**Records that describe figures:**
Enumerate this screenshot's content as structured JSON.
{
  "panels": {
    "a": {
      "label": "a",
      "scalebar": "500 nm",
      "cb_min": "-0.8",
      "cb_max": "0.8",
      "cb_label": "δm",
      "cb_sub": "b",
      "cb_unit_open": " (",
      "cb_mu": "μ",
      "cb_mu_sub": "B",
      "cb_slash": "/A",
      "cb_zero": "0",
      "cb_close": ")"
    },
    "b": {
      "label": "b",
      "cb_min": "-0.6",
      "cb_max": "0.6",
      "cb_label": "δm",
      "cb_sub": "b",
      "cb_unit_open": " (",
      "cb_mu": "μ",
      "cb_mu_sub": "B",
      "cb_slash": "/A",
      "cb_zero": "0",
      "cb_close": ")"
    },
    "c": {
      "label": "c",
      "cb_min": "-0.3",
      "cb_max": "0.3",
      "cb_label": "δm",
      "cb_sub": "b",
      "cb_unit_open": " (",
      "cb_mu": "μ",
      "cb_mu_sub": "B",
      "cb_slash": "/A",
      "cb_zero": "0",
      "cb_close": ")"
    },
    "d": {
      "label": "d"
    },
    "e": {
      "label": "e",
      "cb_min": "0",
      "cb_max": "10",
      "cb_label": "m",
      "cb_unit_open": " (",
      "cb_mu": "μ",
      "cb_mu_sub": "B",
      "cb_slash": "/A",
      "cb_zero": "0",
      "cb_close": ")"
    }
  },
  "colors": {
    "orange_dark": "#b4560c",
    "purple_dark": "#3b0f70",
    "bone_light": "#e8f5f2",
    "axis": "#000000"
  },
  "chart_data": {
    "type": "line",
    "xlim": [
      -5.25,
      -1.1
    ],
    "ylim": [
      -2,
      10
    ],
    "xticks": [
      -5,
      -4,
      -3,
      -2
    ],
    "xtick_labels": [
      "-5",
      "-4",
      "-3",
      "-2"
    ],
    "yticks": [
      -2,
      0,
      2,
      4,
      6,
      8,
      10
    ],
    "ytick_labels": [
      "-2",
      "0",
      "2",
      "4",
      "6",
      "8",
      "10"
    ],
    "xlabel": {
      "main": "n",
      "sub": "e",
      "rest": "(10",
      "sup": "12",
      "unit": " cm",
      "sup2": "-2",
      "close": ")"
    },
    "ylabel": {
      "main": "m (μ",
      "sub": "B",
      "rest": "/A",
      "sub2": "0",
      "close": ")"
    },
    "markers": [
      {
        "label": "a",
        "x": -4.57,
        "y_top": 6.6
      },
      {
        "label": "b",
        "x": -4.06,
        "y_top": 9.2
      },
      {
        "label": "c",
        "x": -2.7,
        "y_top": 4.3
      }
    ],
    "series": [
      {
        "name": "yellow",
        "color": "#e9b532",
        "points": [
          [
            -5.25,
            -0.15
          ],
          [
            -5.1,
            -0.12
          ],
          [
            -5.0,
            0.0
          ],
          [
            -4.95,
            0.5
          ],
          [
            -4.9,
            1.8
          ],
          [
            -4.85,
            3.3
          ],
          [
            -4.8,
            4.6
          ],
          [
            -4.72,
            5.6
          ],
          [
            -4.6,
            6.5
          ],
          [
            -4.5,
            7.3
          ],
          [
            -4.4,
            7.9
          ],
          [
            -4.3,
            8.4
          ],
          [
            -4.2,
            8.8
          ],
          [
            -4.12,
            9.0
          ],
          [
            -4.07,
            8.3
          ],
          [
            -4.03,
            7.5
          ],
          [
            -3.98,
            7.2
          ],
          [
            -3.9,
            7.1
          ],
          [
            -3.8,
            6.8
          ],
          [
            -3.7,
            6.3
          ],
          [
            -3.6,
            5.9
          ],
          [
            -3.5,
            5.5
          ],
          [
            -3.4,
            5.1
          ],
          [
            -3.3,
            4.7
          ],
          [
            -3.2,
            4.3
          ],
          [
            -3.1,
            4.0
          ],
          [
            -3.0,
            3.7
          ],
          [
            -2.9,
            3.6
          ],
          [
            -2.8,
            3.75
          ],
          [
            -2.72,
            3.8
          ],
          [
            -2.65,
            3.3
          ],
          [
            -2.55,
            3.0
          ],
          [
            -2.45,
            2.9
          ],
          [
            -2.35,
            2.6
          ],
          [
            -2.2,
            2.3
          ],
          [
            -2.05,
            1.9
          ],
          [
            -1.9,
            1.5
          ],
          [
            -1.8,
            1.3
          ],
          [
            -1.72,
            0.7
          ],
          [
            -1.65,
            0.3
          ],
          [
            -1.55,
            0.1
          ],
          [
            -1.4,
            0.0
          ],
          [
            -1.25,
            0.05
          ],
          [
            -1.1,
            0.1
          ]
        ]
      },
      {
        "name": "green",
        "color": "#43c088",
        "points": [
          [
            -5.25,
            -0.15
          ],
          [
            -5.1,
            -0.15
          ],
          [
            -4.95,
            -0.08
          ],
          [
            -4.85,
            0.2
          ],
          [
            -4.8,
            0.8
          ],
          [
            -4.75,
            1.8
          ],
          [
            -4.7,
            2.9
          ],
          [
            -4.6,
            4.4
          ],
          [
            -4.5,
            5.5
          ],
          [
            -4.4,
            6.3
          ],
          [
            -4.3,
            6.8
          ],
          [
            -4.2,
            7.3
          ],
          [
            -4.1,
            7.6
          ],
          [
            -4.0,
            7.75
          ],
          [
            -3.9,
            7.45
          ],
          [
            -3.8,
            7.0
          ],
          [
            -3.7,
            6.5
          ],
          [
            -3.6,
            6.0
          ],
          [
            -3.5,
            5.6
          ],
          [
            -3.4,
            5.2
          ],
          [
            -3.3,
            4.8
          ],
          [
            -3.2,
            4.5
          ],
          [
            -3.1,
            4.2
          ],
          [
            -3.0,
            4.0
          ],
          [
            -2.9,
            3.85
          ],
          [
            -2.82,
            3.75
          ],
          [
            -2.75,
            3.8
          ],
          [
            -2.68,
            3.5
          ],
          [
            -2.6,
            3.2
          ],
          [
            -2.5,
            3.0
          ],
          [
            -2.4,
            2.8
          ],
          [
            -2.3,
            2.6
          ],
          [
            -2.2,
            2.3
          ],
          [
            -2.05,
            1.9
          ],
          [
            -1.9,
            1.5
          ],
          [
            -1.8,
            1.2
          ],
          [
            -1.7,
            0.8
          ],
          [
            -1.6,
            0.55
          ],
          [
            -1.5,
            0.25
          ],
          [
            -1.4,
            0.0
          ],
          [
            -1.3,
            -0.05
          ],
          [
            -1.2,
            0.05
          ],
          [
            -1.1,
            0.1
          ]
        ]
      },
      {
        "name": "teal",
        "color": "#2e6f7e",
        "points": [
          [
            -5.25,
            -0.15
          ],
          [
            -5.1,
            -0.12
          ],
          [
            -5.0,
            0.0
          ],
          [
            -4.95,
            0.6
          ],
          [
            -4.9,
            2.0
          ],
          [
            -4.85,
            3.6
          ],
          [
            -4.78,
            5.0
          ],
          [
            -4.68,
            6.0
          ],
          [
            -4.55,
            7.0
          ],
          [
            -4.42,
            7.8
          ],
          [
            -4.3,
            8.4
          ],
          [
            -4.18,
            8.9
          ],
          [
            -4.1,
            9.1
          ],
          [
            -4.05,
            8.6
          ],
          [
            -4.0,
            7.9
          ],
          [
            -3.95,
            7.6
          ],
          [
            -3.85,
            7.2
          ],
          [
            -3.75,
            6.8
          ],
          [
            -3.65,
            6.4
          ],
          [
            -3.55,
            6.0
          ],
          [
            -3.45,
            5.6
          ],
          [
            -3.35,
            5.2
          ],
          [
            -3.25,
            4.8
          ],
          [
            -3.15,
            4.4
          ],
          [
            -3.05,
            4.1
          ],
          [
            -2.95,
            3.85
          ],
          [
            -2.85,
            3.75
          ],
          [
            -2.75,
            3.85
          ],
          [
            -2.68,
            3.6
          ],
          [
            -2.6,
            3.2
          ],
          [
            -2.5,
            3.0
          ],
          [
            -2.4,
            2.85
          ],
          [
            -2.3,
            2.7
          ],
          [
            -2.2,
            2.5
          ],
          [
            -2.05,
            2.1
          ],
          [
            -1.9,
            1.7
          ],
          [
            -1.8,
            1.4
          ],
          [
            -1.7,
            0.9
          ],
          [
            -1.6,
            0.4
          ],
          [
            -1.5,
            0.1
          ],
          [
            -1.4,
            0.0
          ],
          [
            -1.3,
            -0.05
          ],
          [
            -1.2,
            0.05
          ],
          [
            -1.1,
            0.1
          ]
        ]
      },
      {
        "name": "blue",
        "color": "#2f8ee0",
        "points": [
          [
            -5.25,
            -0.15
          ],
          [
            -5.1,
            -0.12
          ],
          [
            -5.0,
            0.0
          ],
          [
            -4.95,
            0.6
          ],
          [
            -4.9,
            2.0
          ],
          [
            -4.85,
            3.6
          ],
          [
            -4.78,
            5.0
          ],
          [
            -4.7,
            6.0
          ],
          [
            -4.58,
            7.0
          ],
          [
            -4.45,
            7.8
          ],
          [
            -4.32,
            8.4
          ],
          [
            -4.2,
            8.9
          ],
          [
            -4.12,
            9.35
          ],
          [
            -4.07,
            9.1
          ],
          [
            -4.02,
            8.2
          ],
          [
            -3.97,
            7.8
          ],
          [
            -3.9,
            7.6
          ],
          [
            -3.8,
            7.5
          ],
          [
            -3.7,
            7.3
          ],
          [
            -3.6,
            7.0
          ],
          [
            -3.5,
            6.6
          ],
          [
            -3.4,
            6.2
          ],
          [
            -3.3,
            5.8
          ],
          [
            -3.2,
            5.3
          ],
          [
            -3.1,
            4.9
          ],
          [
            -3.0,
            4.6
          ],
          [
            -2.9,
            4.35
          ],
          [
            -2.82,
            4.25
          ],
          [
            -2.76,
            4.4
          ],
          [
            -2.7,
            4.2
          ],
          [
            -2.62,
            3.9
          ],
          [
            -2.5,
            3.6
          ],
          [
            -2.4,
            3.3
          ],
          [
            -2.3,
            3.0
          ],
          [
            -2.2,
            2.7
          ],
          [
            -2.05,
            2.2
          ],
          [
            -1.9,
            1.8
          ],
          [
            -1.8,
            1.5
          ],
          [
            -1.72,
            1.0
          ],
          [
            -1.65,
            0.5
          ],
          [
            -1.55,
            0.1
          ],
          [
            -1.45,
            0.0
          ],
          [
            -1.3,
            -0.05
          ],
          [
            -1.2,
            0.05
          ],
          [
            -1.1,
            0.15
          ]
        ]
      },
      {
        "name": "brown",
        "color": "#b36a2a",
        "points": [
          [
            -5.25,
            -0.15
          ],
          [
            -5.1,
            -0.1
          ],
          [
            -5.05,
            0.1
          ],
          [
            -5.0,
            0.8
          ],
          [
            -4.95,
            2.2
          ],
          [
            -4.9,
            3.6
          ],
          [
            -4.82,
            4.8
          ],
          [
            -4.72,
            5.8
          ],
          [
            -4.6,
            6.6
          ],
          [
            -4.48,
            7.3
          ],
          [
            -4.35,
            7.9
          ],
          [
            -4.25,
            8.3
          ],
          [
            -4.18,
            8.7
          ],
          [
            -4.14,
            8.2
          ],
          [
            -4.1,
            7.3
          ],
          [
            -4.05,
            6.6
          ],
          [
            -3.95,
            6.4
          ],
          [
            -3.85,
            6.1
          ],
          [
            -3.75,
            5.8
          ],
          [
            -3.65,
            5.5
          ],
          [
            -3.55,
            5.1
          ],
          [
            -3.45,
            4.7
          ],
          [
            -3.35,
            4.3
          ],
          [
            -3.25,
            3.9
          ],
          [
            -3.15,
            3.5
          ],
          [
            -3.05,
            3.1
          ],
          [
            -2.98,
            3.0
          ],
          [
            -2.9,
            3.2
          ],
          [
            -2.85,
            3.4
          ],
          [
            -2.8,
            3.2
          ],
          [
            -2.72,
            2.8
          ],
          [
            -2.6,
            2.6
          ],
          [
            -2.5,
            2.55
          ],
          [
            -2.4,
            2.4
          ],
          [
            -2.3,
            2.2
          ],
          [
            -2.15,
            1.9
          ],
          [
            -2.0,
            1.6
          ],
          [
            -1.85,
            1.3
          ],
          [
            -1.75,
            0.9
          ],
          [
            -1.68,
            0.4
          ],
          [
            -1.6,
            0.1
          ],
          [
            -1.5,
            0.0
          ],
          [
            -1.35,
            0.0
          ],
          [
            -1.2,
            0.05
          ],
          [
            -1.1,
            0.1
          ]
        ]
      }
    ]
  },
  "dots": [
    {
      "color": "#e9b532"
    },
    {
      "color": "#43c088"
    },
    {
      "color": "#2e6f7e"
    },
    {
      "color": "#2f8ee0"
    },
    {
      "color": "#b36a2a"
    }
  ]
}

**Aim of the exercise:** Pull every line containing "name" from the data.

**Written answer:**
        "name": "yellow",
        "name": "green",
        "name": "teal",
        "name": "blue",
        "name": "brown",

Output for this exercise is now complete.